Aim | Retype all material exactly. Pictures stay out of the copy.

[A block of data]
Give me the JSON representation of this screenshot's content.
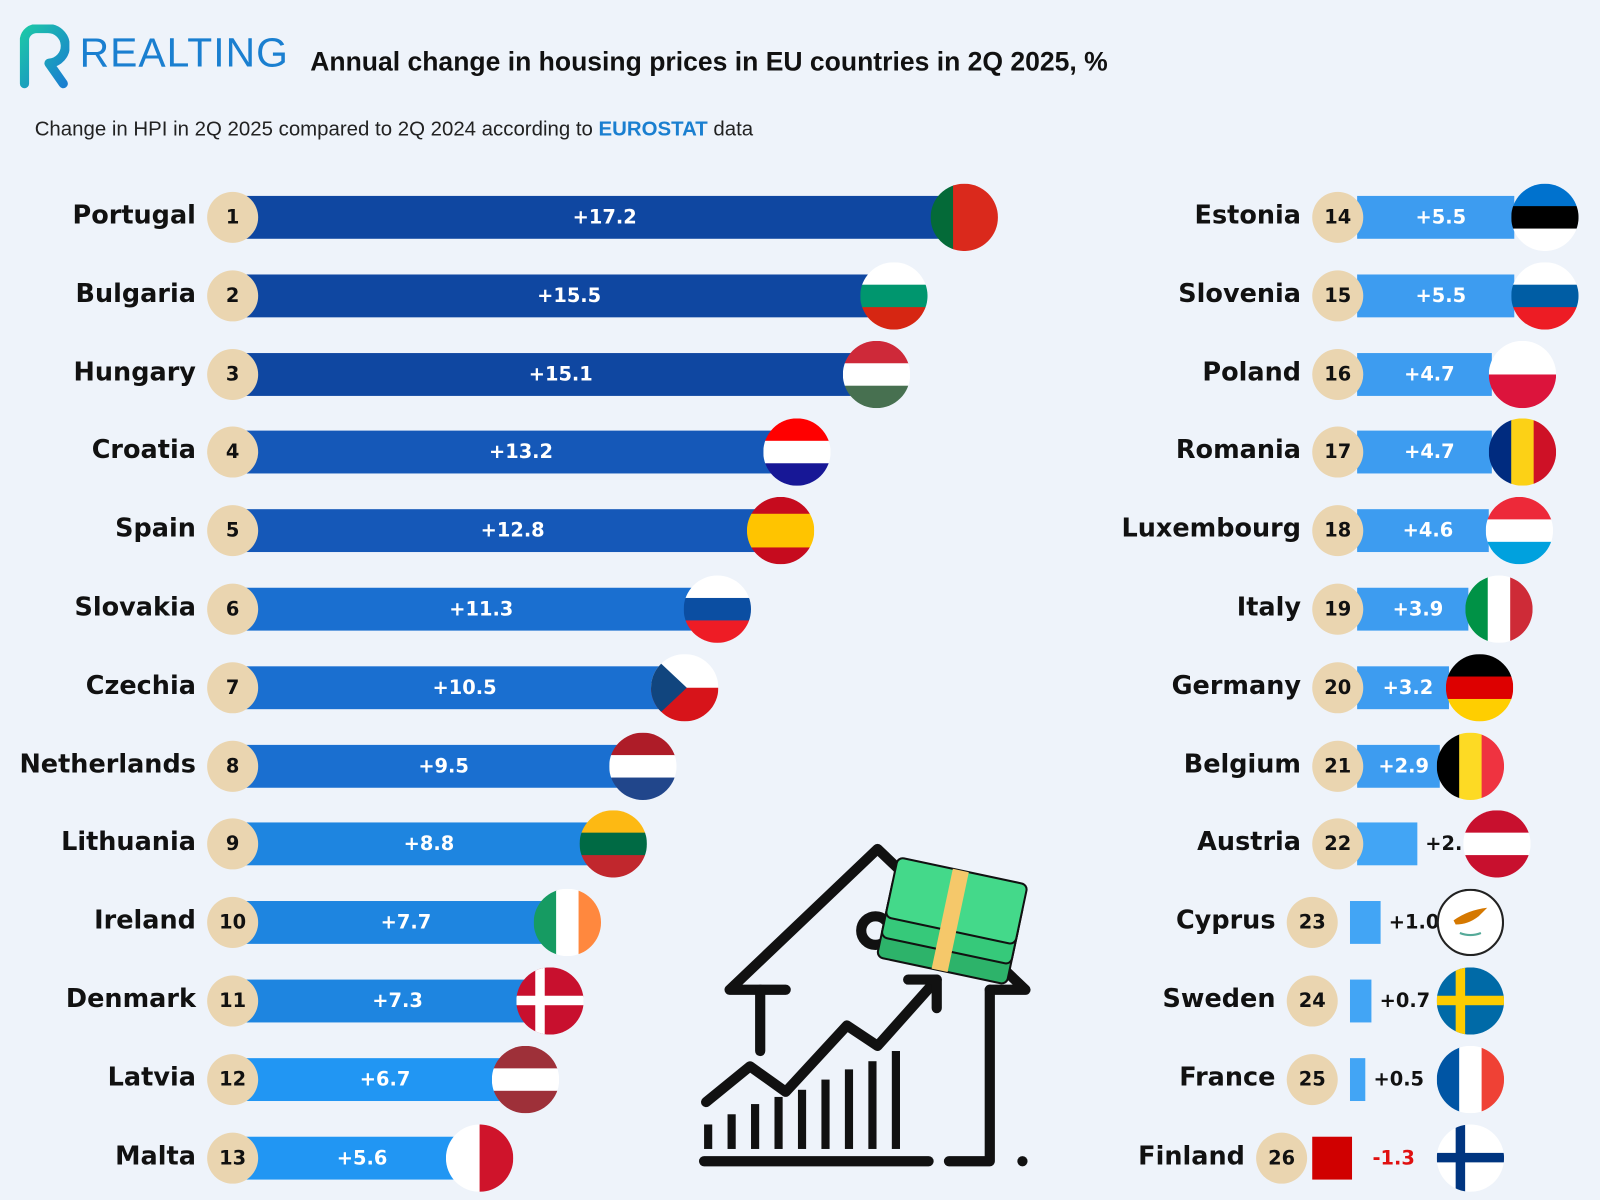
{
  "brand": {
    "name": "REALTING"
  },
  "header": {
    "title": "Annual change in housing prices in EU countries in 2Q 2025, %",
    "subtitle_pre": "Change in HPI in 2Q 2025 compared to 2Q 2024 according to",
    "subtitle_source": "EUROSTAT",
    "subtitle_post": "data"
  },
  "chart_data": {
    "type": "bar",
    "orientation": "horizontal",
    "title": "Annual change in housing prices in EU countries in 2Q 2025, %",
    "rows": [
      {
        "rank": "1",
        "country": "Portugal",
        "value": 17.2,
        "label": "+17.2",
        "color": "#0f47a1",
        "flag": {
          "type": "v",
          "colors": [
            "#046a38",
            "#da291c",
            "#da291c"
          ]
        }
      },
      {
        "rank": "2",
        "country": "Bulgaria",
        "value": 15.5,
        "label": "+15.5",
        "color": "#0f47a1",
        "flag": {
          "type": "h",
          "colors": [
            "#ffffff",
            "#00966e",
            "#d62612"
          ]
        }
      },
      {
        "rank": "3",
        "country": "Hungary",
        "value": 15.1,
        "label": "+15.1",
        "color": "#0f47a1",
        "flag": {
          "type": "h",
          "colors": [
            "#ce2939",
            "#ffffff",
            "#477050"
          ]
        }
      },
      {
        "rank": "4",
        "country": "Croatia",
        "value": 13.2,
        "label": "+13.2",
        "color": "#1558b8",
        "flag": {
          "type": "h",
          "colors": [
            "#ff0000",
            "#ffffff",
            "#171796"
          ]
        }
      },
      {
        "rank": "5",
        "country": "Spain",
        "value": 12.8,
        "label": "+12.8",
        "color": "#1558b8",
        "flag": {
          "type": "h",
          "colors": [
            "#c60b1e",
            "#ffc400",
            "#ffc400",
            "#c60b1e"
          ]
        }
      },
      {
        "rank": "6",
        "country": "Slovakia",
        "value": 11.3,
        "label": "+11.3",
        "color": "#1a6fd0",
        "flag": {
          "type": "h",
          "colors": [
            "#ffffff",
            "#0b4ea2",
            "#ee1c25"
          ]
        }
      },
      {
        "rank": "7",
        "country": "Czechia",
        "value": 10.5,
        "label": "+10.5",
        "color": "#1a6fd0",
        "flag": {
          "type": "cz",
          "colors": [
            "#ffffff",
            "#d7141a",
            "#11457e"
          ]
        }
      },
      {
        "rank": "8",
        "country": "Netherlands",
        "value": 9.5,
        "label": "+9.5",
        "color": "#1a6fd0",
        "flag": {
          "type": "h",
          "colors": [
            "#ae1c28",
            "#ffffff",
            "#21468b"
          ]
        }
      },
      {
        "rank": "9",
        "country": "Lithuania",
        "value": 8.8,
        "label": "+8.8",
        "color": "#1e85e0",
        "flag": {
          "type": "h",
          "colors": [
            "#fdb913",
            "#006a44",
            "#c1272d"
          ]
        }
      },
      {
        "rank": "10",
        "country": "Ireland",
        "value": 7.7,
        "label": "+7.7",
        "color": "#1e85e0",
        "flag": {
          "type": "v",
          "colors": [
            "#169b62",
            "#ffffff",
            "#ff883e"
          ]
        }
      },
      {
        "rank": "11",
        "country": "Denmark",
        "value": 7.3,
        "label": "+7.3",
        "color": "#1e85e0",
        "flag": {
          "type": "nordic",
          "colors": [
            "#c8102e",
            "#ffffff"
          ]
        }
      },
      {
        "rank": "12",
        "country": "Latvia",
        "value": 6.7,
        "label": "+6.7",
        "color": "#2196f3",
        "flag": {
          "type": "h",
          "colors": [
            "#9e3039",
            "#ffffff",
            "#9e3039"
          ]
        }
      },
      {
        "rank": "13",
        "country": "Malta",
        "value": 5.6,
        "label": "+5.6",
        "color": "#2196f3",
        "flag": {
          "type": "v",
          "colors": [
            "#ffffff",
            "#cf142b"
          ]
        }
      },
      {
        "rank": "14",
        "country": "Estonia",
        "value": 5.5,
        "label": "+5.5",
        "color": "#3d9cf0",
        "flag": {
          "type": "h",
          "colors": [
            "#0072ce",
            "#000000",
            "#ffffff"
          ]
        }
      },
      {
        "rank": "15",
        "country": "Slovenia",
        "value": 5.5,
        "label": "+5.5",
        "color": "#3d9cf0",
        "flag": {
          "type": "h",
          "colors": [
            "#ffffff",
            "#005da4",
            "#ed1c24"
          ]
        }
      },
      {
        "rank": "16",
        "country": "Poland",
        "value": 4.7,
        "label": "+4.7",
        "color": "#3d9cf0",
        "flag": {
          "type": "h",
          "colors": [
            "#ffffff",
            "#dc143c"
          ]
        }
      },
      {
        "rank": "17",
        "country": "Romania",
        "value": 4.7,
        "label": "+4.7",
        "color": "#3d9cf0",
        "flag": {
          "type": "v",
          "colors": [
            "#002b7f",
            "#fcd116",
            "#ce1126"
          ]
        }
      },
      {
        "rank": "18",
        "country": "Luxembourg",
        "value": 4.6,
        "label": "+4.6",
        "color": "#3d9cf0",
        "flag": {
          "type": "h",
          "colors": [
            "#ed2939",
            "#ffffff",
            "#00a1de"
          ]
        }
      },
      {
        "rank": "19",
        "country": "Italy",
        "value": 3.9,
        "label": "+3.9",
        "color": "#3d9cf0",
        "flag": {
          "type": "v",
          "colors": [
            "#009246",
            "#ffffff",
            "#ce2b37"
          ]
        }
      },
      {
        "rank": "20",
        "country": "Germany",
        "value": 3.2,
        "label": "+3.2",
        "color": "#3d9cf0",
        "flag": {
          "type": "h",
          "colors": [
            "#000000",
            "#dd0000",
            "#ffce00"
          ]
        }
      },
      {
        "rank": "21",
        "country": "Belgium",
        "value": 2.9,
        "label": "+2.9",
        "color": "#3d9cf0",
        "flag": {
          "type": "v",
          "colors": [
            "#000000",
            "#fdda24",
            "#ef3340"
          ]
        }
      },
      {
        "rank": "22",
        "country": "Austria",
        "value": 2.1,
        "label": "+2.1",
        "color": "#42a5f5",
        "flag": {
          "type": "h",
          "colors": [
            "#c8102e",
            "#ffffff",
            "#c8102e"
          ]
        }
      },
      {
        "rank": "23",
        "country": "Cyprus",
        "value": 1.0,
        "label": "+1.0",
        "color": "#42a5f5",
        "flag": {
          "type": "cy",
          "colors": [
            "#ffffff",
            "#d57800"
          ]
        }
      },
      {
        "rank": "24",
        "country": "Sweden",
        "value": 0.7,
        "label": "+0.7",
        "color": "#42a5f5",
        "flag": {
          "type": "nordic",
          "colors": [
            "#006aa7",
            "#fecc00"
          ]
        }
      },
      {
        "rank": "25",
        "country": "France",
        "value": 0.5,
        "label": "+0.5",
        "color": "#42a5f5",
        "flag": {
          "type": "v",
          "colors": [
            "#0055a4",
            "#ffffff",
            "#ef4135"
          ]
        }
      },
      {
        "rank": "26",
        "country": "Finland",
        "value": -1.3,
        "label": "-1.3",
        "color": "#d00000",
        "flag": {
          "type": "nordic",
          "colors": [
            "#ffffff",
            "#003580"
          ]
        }
      }
    ]
  }
}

Written reply |
Give me the JSON representation of this screenshot's content.
{
  "brand": {
    "name": "REALTING"
  },
  "header": {
    "title": "Annual change in housing prices in EU countries in 2Q 2025, %",
    "subtitle_pre": "Change in HPI in 2Q 2025 compared to 2Q 2024 according to",
    "subtitle_source": "EUROSTAT",
    "subtitle_post": "data"
  },
  "chart_data": {
    "type": "bar",
    "orientation": "horizontal",
    "title": "Annual change in housing prices in EU countries in 2Q 2025, %",
    "rows": [
      {
        "rank": "1",
        "country": "Portugal",
        "value": 17.2,
        "label": "+17.2",
        "color": "#0f47a1",
        "flag": {
          "type": "v",
          "colors": [
            "#046a38",
            "#da291c",
            "#da291c"
          ]
        }
      },
      {
        "rank": "2",
        "country": "Bulgaria",
        "value": 15.5,
        "label": "+15.5",
        "color": "#0f47a1",
        "flag": {
          "type": "h",
          "colors": [
            "#ffffff",
            "#00966e",
            "#d62612"
          ]
        }
      },
      {
        "rank": "3",
        "country": "Hungary",
        "value": 15.1,
        "label": "+15.1",
        "color": "#0f47a1",
        "flag": {
          "type": "h",
          "colors": [
            "#ce2939",
            "#ffffff",
            "#477050"
          ]
        }
      },
      {
        "rank": "4",
        "country": "Croatia",
        "value": 13.2,
        "label": "+13.2",
        "color": "#1558b8",
        "flag": {
          "type": "h",
          "colors": [
            "#ff0000",
            "#ffffff",
            "#171796"
          ]
        }
      },
      {
        "rank": "5",
        "country": "Spain",
        "value": 12.8,
        "label": "+12.8",
        "color": "#1558b8",
        "flag": {
          "type": "h",
          "colors": [
            "#c60b1e",
            "#ffc400",
            "#ffc400",
            "#c60b1e"
          ]
        }
      },
      {
        "rank": "6",
        "country": "Slovakia",
        "value": 11.3,
        "label": "+11.3",
        "color": "#1a6fd0",
        "flag": {
          "type": "h",
          "colors": [
            "#ffffff",
            "#0b4ea2",
            "#ee1c25"
          ]
        }
      },
      {
        "rank": "7",
        "country": "Czechia",
        "value": 10.5,
        "label": "+10.5",
        "color": "#1a6fd0",
        "flag": {
          "type": "cz",
          "colors": [
            "#ffffff",
            "#d7141a",
            "#11457e"
          ]
        }
      },
      {
        "rank": "8",
        "country": "Netherlands",
        "value": 9.5,
        "label": "+9.5",
        "color": "#1a6fd0",
        "flag": {
          "type": "h",
          "colors": [
            "#ae1c28",
            "#ffffff",
            "#21468b"
          ]
        }
      },
      {
        "rank": "9",
        "country": "Lithuania",
        "value": 8.8,
        "label": "+8.8",
        "color": "#1e85e0",
        "flag": {
          "type": "h",
          "colors": [
            "#fdb913",
            "#006a44",
            "#c1272d"
          ]
        }
      },
      {
        "rank": "10",
        "country": "Ireland",
        "value": 7.7,
        "label": "+7.7",
        "color": "#1e85e0",
        "flag": {
          "type": "v",
          "colors": [
            "#169b62",
            "#ffffff",
            "#ff883e"
          ]
        }
      },
      {
        "rank": "11",
        "country": "Denmark",
        "value": 7.3,
        "label": "+7.3",
        "color": "#1e85e0",
        "flag": {
          "type": "nordic",
          "colors": [
            "#c8102e",
            "#ffffff"
          ]
        }
      },
      {
        "rank": "12",
        "country": "Latvia",
        "value": 6.7,
        "label": "+6.7",
        "color": "#2196f3",
        "flag": {
          "type": "h",
          "colors": [
            "#9e3039",
            "#ffffff",
            "#9e3039"
          ]
        }
      },
      {
        "rank": "13",
        "country": "Malta",
        "value": 5.6,
        "label": "+5.6",
        "color": "#2196f3",
        "flag": {
          "type": "v",
          "colors": [
            "#ffffff",
            "#cf142b"
          ]
        }
      },
      {
        "rank": "14",
        "country": "Estonia",
        "value": 5.5,
        "label": "+5.5",
        "color": "#3d9cf0",
        "flag": {
          "type": "h",
          "colors": [
            "#0072ce",
            "#000000",
            "#ffffff"
          ]
        }
      },
      {
        "rank": "15",
        "country": "Slovenia",
        "value": 5.5,
        "label": "+5.5",
        "color": "#3d9cf0",
        "flag": {
          "type": "h",
          "colors": [
            "#ffffff",
            "#005da4",
            "#ed1c24"
          ]
        }
      },
      {
        "rank": "16",
        "country": "Poland",
        "value": 4.7,
        "label": "+4.7",
        "color": "#3d9cf0",
        "flag": {
          "type": "h",
          "colors": [
            "#ffffff",
            "#dc143c"
          ]
        }
      },
      {
        "rank": "17",
        "country": "Romania",
        "value": 4.7,
        "label": "+4.7",
        "color": "#3d9cf0",
        "flag": {
          "type": "v",
          "colors": [
            "#002b7f",
            "#fcd116",
            "#ce1126"
          ]
        }
      },
      {
        "rank": "18",
        "country": "Luxembourg",
        "value": 4.6,
        "label": "+4.6",
        "color": "#3d9cf0",
        "flag": {
          "type": "h",
          "colors": [
            "#ed2939",
            "#ffffff",
            "#00a1de"
          ]
        }
      },
      {
        "rank": "19",
        "country": "Italy",
        "value": 3.9,
        "label": "+3.9",
        "color": "#3d9cf0",
        "flag": {
          "type": "v",
          "colors": [
            "#009246",
            "#ffffff",
            "#ce2b37"
          ]
        }
      },
      {
        "rank": "20",
        "country": "Germany",
        "value": 3.2,
        "label": "+3.2",
        "color": "#3d9cf0",
        "flag": {
          "type": "h",
          "colors": [
            "#000000",
            "#dd0000",
            "#ffce00"
          ]
        }
      },
      {
        "rank": "21",
        "country": "Belgium",
        "value": 2.9,
        "label": "+2.9",
        "color": "#3d9cf0",
        "flag": {
          "type": "v",
          "colors": [
            "#000000",
            "#fdda24",
            "#ef3340"
          ]
        }
      },
      {
        "rank": "22",
        "country": "Austria",
        "value": 2.1,
        "label": "+2.1",
        "color": "#42a5f5",
        "flag": {
          "type": "h",
          "colors": [
            "#c8102e",
            "#ffffff",
            "#c8102e"
          ]
        }
      },
      {
        "rank": "23",
        "country": "Cyprus",
        "value": 1.0,
        "label": "+1.0",
        "color": "#42a5f5",
        "flag": {
          "type": "cy",
          "colors": [
            "#ffffff",
            "#d57800"
          ]
        }
      },
      {
        "rank": "24",
        "country": "Sweden",
        "value": 0.7,
        "label": "+0.7",
        "color": "#42a5f5",
        "flag": {
          "type": "nordic",
          "colors": [
            "#006aa7",
            "#fecc00"
          ]
        }
      },
      {
        "rank": "25",
        "country": "France",
        "value": 0.5,
        "label": "+0.5",
        "color": "#42a5f5",
        "flag": {
          "type": "v",
          "colors": [
            "#0055a4",
            "#ffffff",
            "#ef4135"
          ]
        }
      },
      {
        "rank": "26",
        "country": "Finland",
        "value": -1.3,
        "label": "-1.3",
        "color": "#d00000",
        "flag": {
          "type": "nordic",
          "colors": [
            "#ffffff",
            "#003580"
          ]
        }
      }
    ]
  }
}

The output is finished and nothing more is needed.